_TASK TO CARRY OUT:_ Quote the whole listing word for word. Do not include the pictures.

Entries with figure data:
* * * * *
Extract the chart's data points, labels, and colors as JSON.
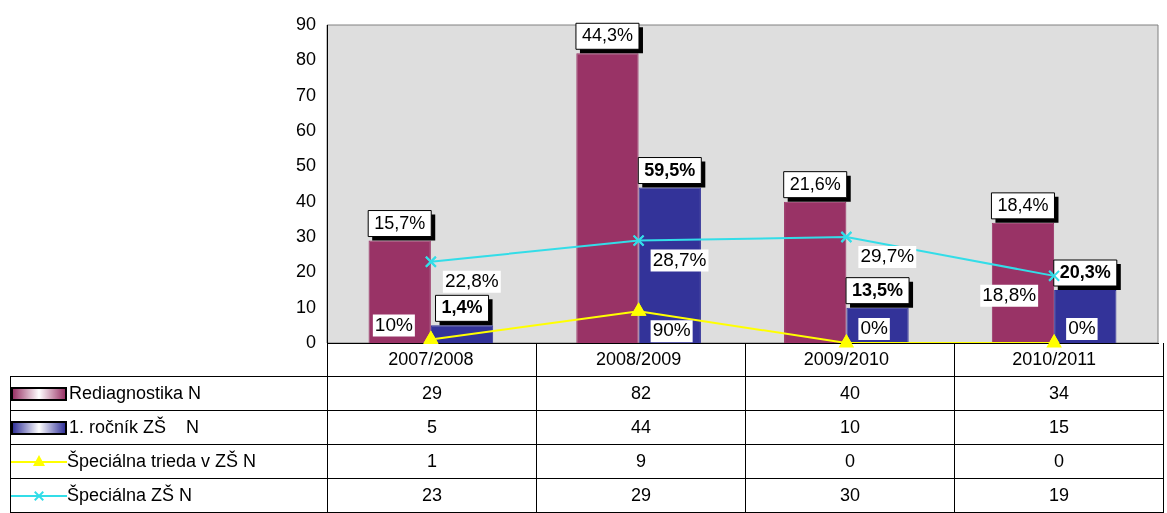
{
  "chart_data": {
    "type": "bar",
    "categories": [
      "2007/2008",
      "2008/2009",
      "2009/2010",
      "2010/2011"
    ],
    "series": [
      {
        "name": "Rediagnostika N",
        "color": "#993366",
        "values": [
          29,
          82,
          40,
          34
        ]
      },
      {
        "name": "1. ročník ZŠ    N",
        "color": "#333399",
        "values": [
          5,
          44,
          10,
          15
        ]
      },
      {
        "name": "Špeciálna trieda v ZŠ N",
        "type": "line",
        "marker": "triangle",
        "color": "#ffff00",
        "values": [
          1,
          9,
          0,
          0
        ]
      },
      {
        "name": "Špeciálna ZŠ N",
        "type": "line",
        "marker": "cross",
        "color": "#33dde8",
        "values": [
          23,
          29,
          30,
          19
        ]
      }
    ],
    "annotations": [
      {
        "text": "15,7%",
        "x": "2007/2008",
        "y": 29
      },
      {
        "text": "44,3%",
        "x": "2008/2009",
        "y": 82
      },
      {
        "text": "21,6%",
        "x": "2009/2010",
        "y": 40
      },
      {
        "text": "18,4%",
        "x": "2010/2011",
        "y": 34
      },
      {
        "text": "1,4%",
        "x": "2007/2008",
        "y": 5
      },
      {
        "text": "59,5%",
        "x": "2008/2009",
        "y": 44
      },
      {
        "text": "13,5%",
        "x": "2009/2010",
        "y": 10
      },
      {
        "text": "20,3%",
        "x": "2010/2011",
        "y": 15
      },
      {
        "text": "10%",
        "x": "2007/2008",
        "y": 1
      },
      {
        "text": "90%",
        "x": "2008/2009",
        "y": 9
      },
      {
        "text": "0%",
        "x": "2009/2010",
        "y": 0
      },
      {
        "text": "0%",
        "x": "2010/2011",
        "y": 0
      },
      {
        "text": "22,8%",
        "x": "2007/2008",
        "y": 23
      },
      {
        "text": "28,7%",
        "x": "2008/2009",
        "y": 29
      },
      {
        "text": "29,7%",
        "x": "2009/2010",
        "y": 30
      },
      {
        "text": "18,8%",
        "x": "2010/2011",
        "y": 19
      }
    ],
    "ylim": [
      0,
      90
    ],
    "yticks": [
      0,
      10,
      20,
      30,
      40,
      50,
      60,
      70,
      80,
      90
    ],
    "grid": false,
    "legend": "bottom left",
    "data_labels": true
  }
}
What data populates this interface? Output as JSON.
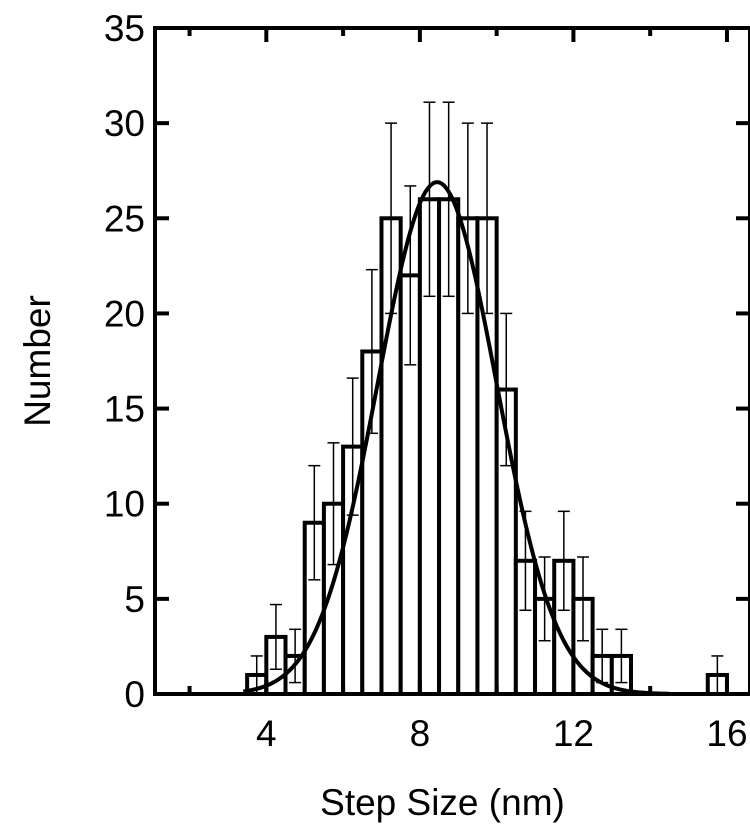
{
  "chart_data": {
    "type": "bar",
    "xlabel": "Step Size (nm)",
    "ylabel": "Number",
    "xlim": [
      1.1,
      16.6
    ],
    "ylim": [
      0,
      35
    ],
    "x_ticks": [
      4,
      8,
      12,
      16
    ],
    "y_ticks": [
      0,
      5,
      10,
      15,
      20,
      25,
      30,
      35
    ],
    "bin_width": 0.5,
    "bins": [
      {
        "x": 3.75,
        "count": 1,
        "error": 1
      },
      {
        "x": 4.25,
        "count": 3,
        "error": 1.7
      },
      {
        "x": 4.75,
        "count": 2,
        "error": 1.4
      },
      {
        "x": 5.25,
        "count": 9,
        "error": 3
      },
      {
        "x": 5.75,
        "count": 10,
        "error": 3.2
      },
      {
        "x": 6.25,
        "count": 13,
        "error": 3.6
      },
      {
        "x": 6.75,
        "count": 18,
        "error": 4.3
      },
      {
        "x": 7.25,
        "count": 25,
        "error": 5
      },
      {
        "x": 7.75,
        "count": 22,
        "error": 4.7
      },
      {
        "x": 8.25,
        "count": 26,
        "error": 5.1
      },
      {
        "x": 8.75,
        "count": 26,
        "error": 5.1
      },
      {
        "x": 9.25,
        "count": 25,
        "error": 5
      },
      {
        "x": 9.75,
        "count": 25,
        "error": 5
      },
      {
        "x": 10.25,
        "count": 16,
        "error": 4
      },
      {
        "x": 10.75,
        "count": 7,
        "error": 2.6
      },
      {
        "x": 11.25,
        "count": 5,
        "error": 2.2
      },
      {
        "x": 11.75,
        "count": 7,
        "error": 2.6
      },
      {
        "x": 12.25,
        "count": 5,
        "error": 2.2
      },
      {
        "x": 12.75,
        "count": 2,
        "error": 1.4
      },
      {
        "x": 13.25,
        "count": 2,
        "error": 1.4
      },
      {
        "x": 15.75,
        "count": 1,
        "error": 1
      }
    ],
    "fit": {
      "type": "gaussian",
      "amplitude": 26.9,
      "mean": 8.45,
      "sigma": 1.55
    },
    "grid": false,
    "legend": "none"
  }
}
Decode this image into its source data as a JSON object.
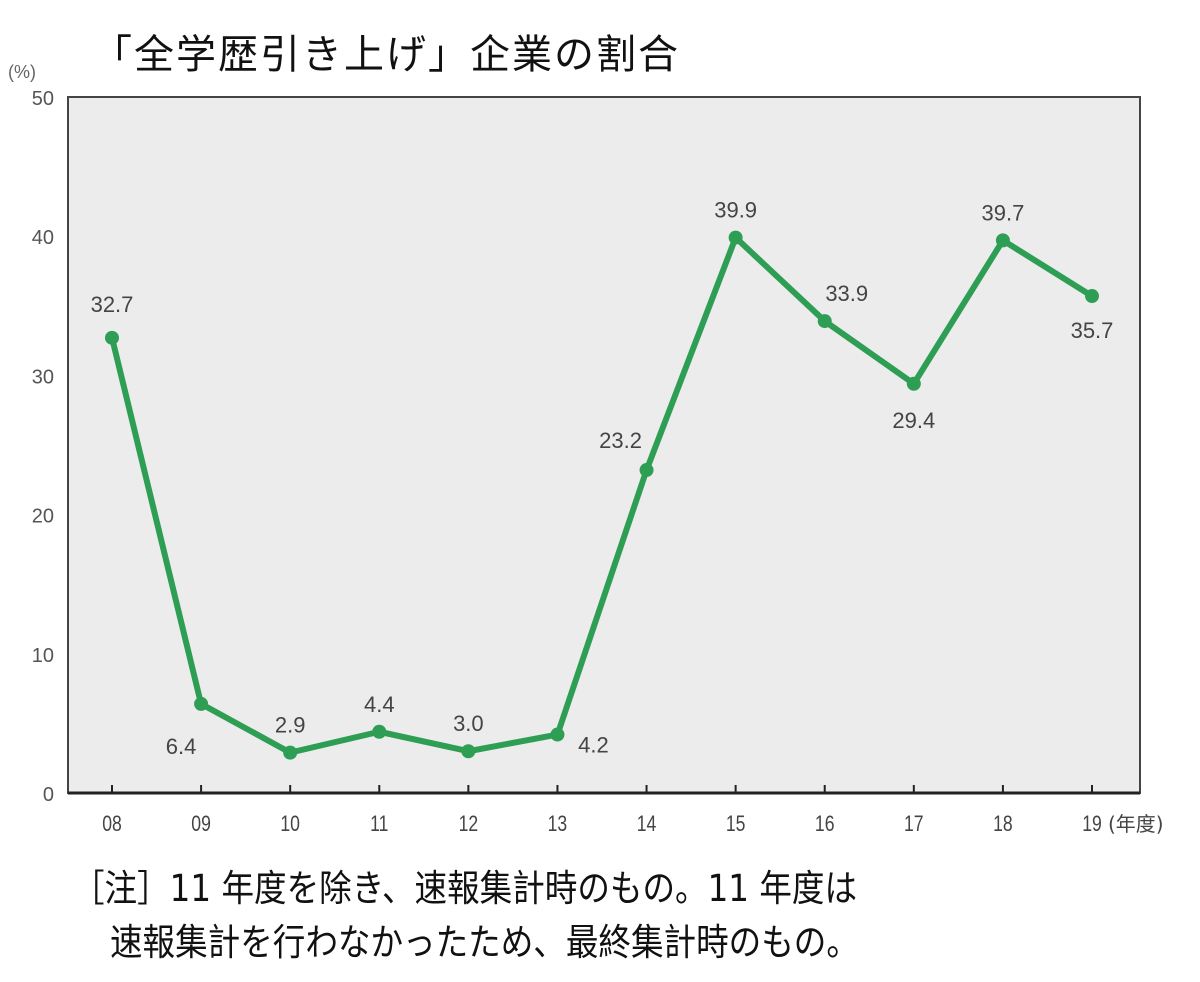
{
  "chart_data": {
    "type": "line",
    "title": "「全学歴引き上げ」企業の割合",
    "ylabel": "(%)",
    "xlabel": "(年度)",
    "categories": [
      "08",
      "09",
      "10",
      "11",
      "12",
      "13",
      "14",
      "15",
      "16",
      "17",
      "18",
      "19"
    ],
    "values": [
      32.7,
      6.4,
      2.9,
      4.4,
      3.0,
      4.2,
      23.2,
      39.9,
      33.9,
      29.4,
      39.7,
      35.7
    ],
    "value_labels": [
      "32.7",
      "6.4",
      "2.9",
      "4.4",
      "3.0",
      "4.2",
      "23.2",
      "39.9",
      "33.9",
      "29.4",
      "39.7",
      "35.7"
    ],
    "yticks": [
      0,
      10,
      20,
      30,
      40,
      50
    ],
    "ylim": [
      0,
      50
    ],
    "grid": false,
    "line_color": "#2f9e55",
    "plot_background": "#ececec"
  },
  "notes": {
    "line1": "［注］11 年度を除き、速報集計時のもの。11 年度は",
    "line2": "速報集計を行わなかったため、最終集計時のもの。"
  }
}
* * * * *
_TASK OUTPUT:_
Extract the chart's data points, labels, and colors as JSON.
{
  "chart_data": {
    "type": "bar",
    "categories": [
      "2007/2008",
      "2008/2009",
      "2009/2010",
      "2010/2011"
    ],
    "series": [
      {
        "name": "Rediagnostika N",
        "color": "#993366",
        "values": [
          29,
          82,
          40,
          34
        ]
      },
      {
        "name": "1. ročník ZŠ    N",
        "color": "#333399",
        "values": [
          5,
          44,
          10,
          15
        ]
      },
      {
        "name": "Špeciálna trieda v ZŠ N",
        "type": "line",
        "marker": "triangle",
        "color": "#ffff00",
        "values": [
          1,
          9,
          0,
          0
        ]
      },
      {
        "name": "Špeciálna ZŠ N",
        "type": "line",
        "marker": "cross",
        "color": "#33dde8",
        "values": [
          23,
          29,
          30,
          19
        ]
      }
    ],
    "annotations": [
      {
        "text": "15,7%",
        "x": "2007/2008",
        "y": 29
      },
      {
        "text": "44,3%",
        "x": "2008/2009",
        "y": 82
      },
      {
        "text": "21,6%",
        "x": "2009/2010",
        "y": 40
      },
      {
        "text": "18,4%",
        "x": "2010/2011",
        "y": 34
      },
      {
        "text": "1,4%",
        "x": "2007/2008",
        "y": 5
      },
      {
        "text": "59,5%",
        "x": "2008/2009",
        "y": 44
      },
      {
        "text": "13,5%",
        "x": "2009/2010",
        "y": 10
      },
      {
        "text": "20,3%",
        "x": "2010/2011",
        "y": 15
      },
      {
        "text": "10%",
        "x": "2007/2008",
        "y": 1
      },
      {
        "text": "90%",
        "x": "2008/2009",
        "y": 9
      },
      {
        "text": "0%",
        "x": "2009/2010",
        "y": 0
      },
      {
        "text": "0%",
        "x": "2010/2011",
        "y": 0
      },
      {
        "text": "22,8%",
        "x": "2007/2008",
        "y": 23
      },
      {
        "text": "28,7%",
        "x": "2008/2009",
        "y": 29
      },
      {
        "text": "29,7%",
        "x": "2009/2010",
        "y": 30
      },
      {
        "text": "18,8%",
        "x": "2010/2011",
        "y": 19
      }
    ],
    "ylim": [
      0,
      90
    ],
    "yticks": [
      0,
      10,
      20,
      30,
      40,
      50,
      60,
      70,
      80,
      90
    ],
    "grid": false,
    "legend": "bottom left",
    "data_labels": true
  }
}
What data populates this interface? Output as JSON.
{
  "chart_data": {
    "type": "bar",
    "xlabel": "Step Size (nm)",
    "ylabel": "Number",
    "xlim": [
      1.1,
      16.6
    ],
    "ylim": [
      0,
      35
    ],
    "x_ticks": [
      4,
      8,
      12,
      16
    ],
    "y_ticks": [
      0,
      5,
      10,
      15,
      20,
      25,
      30,
      35
    ],
    "bin_width": 0.5,
    "bins": [
      {
        "x": 3.75,
        "count": 1,
        "error": 1
      },
      {
        "x": 4.25,
        "count": 3,
        "error": 1.7
      },
      {
        "x": 4.75,
        "count": 2,
        "error": 1.4
      },
      {
        "x": 5.25,
        "count": 9,
        "error": 3
      },
      {
        "x": 5.75,
        "count": 10,
        "error": 3.2
      },
      {
        "x": 6.25,
        "count": 13,
        "error": 3.6
      },
      {
        "x": 6.75,
        "count": 18,
        "error": 4.3
      },
      {
        "x": 7.25,
        "count": 25,
        "error": 5
      },
      {
        "x": 7.75,
        "count": 22,
        "error": 4.7
      },
      {
        "x": 8.25,
        "count": 26,
        "error": 5.1
      },
      {
        "x": 8.75,
        "count": 26,
        "error": 5.1
      },
      {
        "x": 9.25,
        "count": 25,
        "error": 5
      },
      {
        "x": 9.75,
        "count": 25,
        "error": 5
      },
      {
        "x": 10.25,
        "count": 16,
        "error": 4
      },
      {
        "x": 10.75,
        "count": 7,
        "error": 2.6
      },
      {
        "x": 11.25,
        "count": 5,
        "error": 2.2
      },
      {
        "x": 11.75,
        "count": 7,
        "error": 2.6
      },
      {
        "x": 12.25,
        "count": 5,
        "error": 2.2
      },
      {
        "x": 12.75,
        "count": 2,
        "error": 1.4
      },
      {
        "x": 13.25,
        "count": 2,
        "error": 1.4
      },
      {
        "x": 15.75,
        "count": 1,
        "error": 1
      }
    ],
    "fit": {
      "type": "gaussian",
      "amplitude": 26.9,
      "mean": 8.45,
      "sigma": 1.55
    },
    "grid": false,
    "legend": "none"
  }
}
Decode this image into its source data as a JSON object.
{
  "chart_data": {
    "type": "line",
    "title": "「全学歴引き上げ」企業の割合",
    "ylabel": "(%)",
    "xlabel": "(年度)",
    "categories": [
      "08",
      "09",
      "10",
      "11",
      "12",
      "13",
      "14",
      "15",
      "16",
      "17",
      "18",
      "19"
    ],
    "values": [
      32.7,
      6.4,
      2.9,
      4.4,
      3.0,
      4.2,
      23.2,
      39.9,
      33.9,
      29.4,
      39.7,
      35.7
    ],
    "value_labels": [
      "32.7",
      "6.4",
      "2.9",
      "4.4",
      "3.0",
      "4.2",
      "23.2",
      "39.9",
      "33.9",
      "29.4",
      "39.7",
      "35.7"
    ],
    "yticks": [
      0,
      10,
      20,
      30,
      40,
      50
    ],
    "ylim": [
      0,
      50
    ],
    "grid": false,
    "line_color": "#2f9e55",
    "plot_background": "#ececec"
  },
  "notes": {
    "line1": "［注］11 年度を除き、速報集計時のもの。11 年度は",
    "line2": "速報集計を行わなかったため、最終集計時のもの。"
  }
}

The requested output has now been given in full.